= EXERCISE INSTRUCTIONS =
Drop all images and give the records again exactly.

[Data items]
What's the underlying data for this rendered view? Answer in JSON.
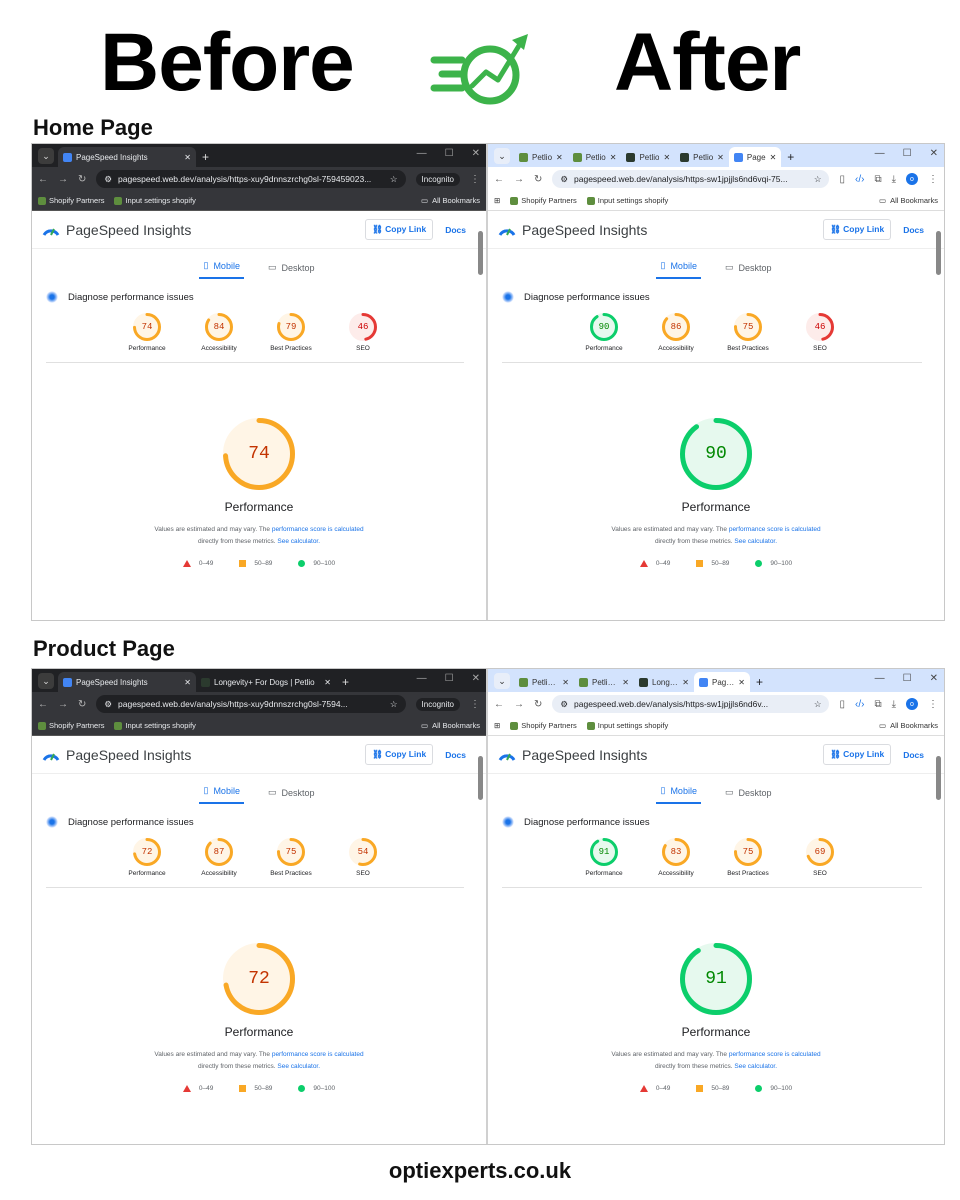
{
  "header": {
    "before": "Before",
    "after": "After",
    "logo_icon": "speed-growth-icon",
    "accent": "#3cb34a"
  },
  "sections": [
    {
      "title": "Home Page",
      "left": {
        "theme": "dark",
        "tabs": [
          {
            "label": "PageSpeed Insights",
            "active": true,
            "fav": "#4285f4"
          }
        ],
        "url": "pagespeed.web.dev/analysis/https-xuy9dnnszrchg0sl-759459023...",
        "incognito": "Incognito",
        "bookmarks": [
          "Shopify Partners",
          "Input settings shopify"
        ],
        "all_bookmarks": "All Bookmarks",
        "psi": {
          "title": "PageSpeed Insights",
          "copy_link": "Copy Link",
          "docs": "Docs",
          "mobile": "Mobile",
          "desktop": "Desktop",
          "diagnose": "Diagnose performance issues",
          "scores": [
            {
              "value": 74,
              "label": "Performance"
            },
            {
              "value": 84,
              "label": "Accessibility"
            },
            {
              "value": 79,
              "label": "Best Practices"
            },
            {
              "value": 46,
              "label": "SEO"
            }
          ],
          "main_score": 74,
          "main_label": "Performance"
        }
      },
      "right": {
        "theme": "light",
        "tabs": [
          {
            "label": "Petlio",
            "active": false,
            "fav": "#5e8e3e"
          },
          {
            "label": "Petlio",
            "active": false,
            "fav": "#5e8e3e"
          },
          {
            "label": "Petlio",
            "active": false,
            "fav": "#2b3a2e"
          },
          {
            "label": "Petlio",
            "active": false,
            "fav": "#2b3a2e"
          },
          {
            "label": "Page",
            "active": true,
            "fav": "#4285f4"
          }
        ],
        "url": "pagespeed.web.dev/analysis/https-sw1jpjjls6nd6vqi-75...",
        "bookmarks": [
          "Shopify Partners",
          "Input settings shopify"
        ],
        "all_bookmarks": "All Bookmarks",
        "profile": "o",
        "psi": {
          "title": "PageSpeed Insights",
          "copy_link": "Copy Link",
          "docs": "Docs",
          "mobile": "Mobile",
          "desktop": "Desktop",
          "diagnose": "Diagnose performance issues",
          "scores": [
            {
              "value": 90,
              "label": "Performance"
            },
            {
              "value": 86,
              "label": "Accessibility"
            },
            {
              "value": 75,
              "label": "Best Practices"
            },
            {
              "value": 46,
              "label": "SEO"
            }
          ],
          "main_score": 90,
          "main_label": "Performance"
        }
      }
    },
    {
      "title": "Product Page",
      "left": {
        "theme": "dark",
        "tabs": [
          {
            "label": "PageSpeed Insights",
            "active": true,
            "fav": "#4285f4"
          },
          {
            "label": "Longevity+ For Dogs | Petlio",
            "active": false,
            "fav": "#2b3a2e"
          }
        ],
        "url": "pagespeed.web.dev/analysis/https-xuy9dnnszrchg0sl-7594...",
        "incognito": "Incognito",
        "bookmarks": [
          "Shopify Partners",
          "Input settings shopify"
        ],
        "all_bookmarks": "All Bookmarks",
        "psi": {
          "title": "PageSpeed Insights",
          "copy_link": "Copy Link",
          "docs": "Docs",
          "mobile": "Mobile",
          "desktop": "Desktop",
          "diagnose": "Diagnose performance issues",
          "scores": [
            {
              "value": 72,
              "label": "Performance"
            },
            {
              "value": 87,
              "label": "Accessibility"
            },
            {
              "value": 75,
              "label": "Best Practices"
            },
            {
              "value": 54,
              "label": "SEO"
            }
          ],
          "main_score": 72,
          "main_label": "Performance"
        }
      },
      "right": {
        "theme": "light",
        "tabs": [
          {
            "label": "Petlio – Sh",
            "active": false,
            "fav": "#5e8e3e"
          },
          {
            "label": "Petlio – Th",
            "active": false,
            "fav": "#5e8e3e"
          },
          {
            "label": "Longevity",
            "active": false,
            "fav": "#2b3a2e"
          },
          {
            "label": "PageSpe",
            "active": true,
            "fav": "#4285f4"
          }
        ],
        "url": "pagespeed.web.dev/analysis/https-sw1jpjjls6nd6v...",
        "bookmarks": [
          "Shopify Partners",
          "Input settings shopify"
        ],
        "all_bookmarks": "All Bookmarks",
        "profile": "o",
        "psi": {
          "title": "PageSpeed Insights",
          "copy_link": "Copy Link",
          "docs": "Docs",
          "mobile": "Mobile",
          "desktop": "Desktop",
          "diagnose": "Diagnose performance issues",
          "scores": [
            {
              "value": 91,
              "label": "Performance"
            },
            {
              "value": 83,
              "label": "Accessibility"
            },
            {
              "value": 75,
              "label": "Best Practices"
            },
            {
              "value": 69,
              "label": "SEO"
            }
          ],
          "main_score": 91,
          "main_label": "Performance"
        }
      }
    }
  ],
  "note": {
    "text1": "Values are estimated and may vary. The ",
    "link1": "performance score is calculated",
    "text2": "directly from these metrics. ",
    "link2": "See calculator."
  },
  "legend": [
    {
      "range": "0–49",
      "color": "#e53935",
      "shape": "triangle"
    },
    {
      "range": "50–89",
      "color": "#f9a825",
      "shape": "square"
    },
    {
      "range": "90–100",
      "color": "#0cce6b",
      "shape": "circle"
    }
  ],
  "colors": {
    "red": "#e53935",
    "orange": "#f9a825",
    "green": "#0cce6b",
    "link": "#1a73e8"
  },
  "footer": "optiexperts.co.uk"
}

= WORKED ANSWER =
What's the underlying data for this rendered view? Answer in JSON.
{
  "header": {
    "before": "Before",
    "after": "After",
    "logo_icon": "speed-growth-icon",
    "accent": "#3cb34a"
  },
  "sections": [
    {
      "title": "Home Page",
      "left": {
        "theme": "dark",
        "tabs": [
          {
            "label": "PageSpeed Insights",
            "active": true,
            "fav": "#4285f4"
          }
        ],
        "url": "pagespeed.web.dev/analysis/https-xuy9dnnszrchg0sl-759459023...",
        "incognito": "Incognito",
        "bookmarks": [
          "Shopify Partners",
          "Input settings shopify"
        ],
        "all_bookmarks": "All Bookmarks",
        "psi": {
          "title": "PageSpeed Insights",
          "copy_link": "Copy Link",
          "docs": "Docs",
          "mobile": "Mobile",
          "desktop": "Desktop",
          "diagnose": "Diagnose performance issues",
          "scores": [
            {
              "value": 74,
              "label": "Performance"
            },
            {
              "value": 84,
              "label": "Accessibility"
            },
            {
              "value": 79,
              "label": "Best Practices"
            },
            {
              "value": 46,
              "label": "SEO"
            }
          ],
          "main_score": 74,
          "main_label": "Performance"
        }
      },
      "right": {
        "theme": "light",
        "tabs": [
          {
            "label": "Petlio",
            "active": false,
            "fav": "#5e8e3e"
          },
          {
            "label": "Petlio",
            "active": false,
            "fav": "#5e8e3e"
          },
          {
            "label": "Petlio",
            "active": false,
            "fav": "#2b3a2e"
          },
          {
            "label": "Petlio",
            "active": false,
            "fav": "#2b3a2e"
          },
          {
            "label": "Page",
            "active": true,
            "fav": "#4285f4"
          }
        ],
        "url": "pagespeed.web.dev/analysis/https-sw1jpjjls6nd6vqi-75...",
        "bookmarks": [
          "Shopify Partners",
          "Input settings shopify"
        ],
        "all_bookmarks": "All Bookmarks",
        "profile": "o",
        "psi": {
          "title": "PageSpeed Insights",
          "copy_link": "Copy Link",
          "docs": "Docs",
          "mobile": "Mobile",
          "desktop": "Desktop",
          "diagnose": "Diagnose performance issues",
          "scores": [
            {
              "value": 90,
              "label": "Performance"
            },
            {
              "value": 86,
              "label": "Accessibility"
            },
            {
              "value": 75,
              "label": "Best Practices"
            },
            {
              "value": 46,
              "label": "SEO"
            }
          ],
          "main_score": 90,
          "main_label": "Performance"
        }
      }
    },
    {
      "title": "Product Page",
      "left": {
        "theme": "dark",
        "tabs": [
          {
            "label": "PageSpeed Insights",
            "active": true,
            "fav": "#4285f4"
          },
          {
            "label": "Longevity+ For Dogs | Petlio",
            "active": false,
            "fav": "#2b3a2e"
          }
        ],
        "url": "pagespeed.web.dev/analysis/https-xuy9dnnszrchg0sl-7594...",
        "incognito": "Incognito",
        "bookmarks": [
          "Shopify Partners",
          "Input settings shopify"
        ],
        "all_bookmarks": "All Bookmarks",
        "psi": {
          "title": "PageSpeed Insights",
          "copy_link": "Copy Link",
          "docs": "Docs",
          "mobile": "Mobile",
          "desktop": "Desktop",
          "diagnose": "Diagnose performance issues",
          "scores": [
            {
              "value": 72,
              "label": "Performance"
            },
            {
              "value": 87,
              "label": "Accessibility"
            },
            {
              "value": 75,
              "label": "Best Practices"
            },
            {
              "value": 54,
              "label": "SEO"
            }
          ],
          "main_score": 72,
          "main_label": "Performance"
        }
      },
      "right": {
        "theme": "light",
        "tabs": [
          {
            "label": "Petlio – Sh",
            "active": false,
            "fav": "#5e8e3e"
          },
          {
            "label": "Petlio – Th",
            "active": false,
            "fav": "#5e8e3e"
          },
          {
            "label": "Longevity",
            "active": false,
            "fav": "#2b3a2e"
          },
          {
            "label": "PageSpe",
            "active": true,
            "fav": "#4285f4"
          }
        ],
        "url": "pagespeed.web.dev/analysis/https-sw1jpjjls6nd6v...",
        "bookmarks": [
          "Shopify Partners",
          "Input settings shopify"
        ],
        "all_bookmarks": "All Bookmarks",
        "profile": "o",
        "psi": {
          "title": "PageSpeed Insights",
          "copy_link": "Copy Link",
          "docs": "Docs",
          "mobile": "Mobile",
          "desktop": "Desktop",
          "diagnose": "Diagnose performance issues",
          "scores": [
            {
              "value": 91,
              "label": "Performance"
            },
            {
              "value": 83,
              "label": "Accessibility"
            },
            {
              "value": 75,
              "label": "Best Practices"
            },
            {
              "value": 69,
              "label": "SEO"
            }
          ],
          "main_score": 91,
          "main_label": "Performance"
        }
      }
    }
  ],
  "note": {
    "text1": "Values are estimated and may vary. The ",
    "link1": "performance score is calculated",
    "text2": "directly from these metrics. ",
    "link2": "See calculator."
  },
  "legend": [
    {
      "range": "0–49",
      "color": "#e53935",
      "shape": "triangle"
    },
    {
      "range": "50–89",
      "color": "#f9a825",
      "shape": "square"
    },
    {
      "range": "90–100",
      "color": "#0cce6b",
      "shape": "circle"
    }
  ],
  "colors": {
    "red": "#e53935",
    "orange": "#f9a825",
    "green": "#0cce6b",
    "link": "#1a73e8"
  },
  "footer": "optiexperts.co.uk"
}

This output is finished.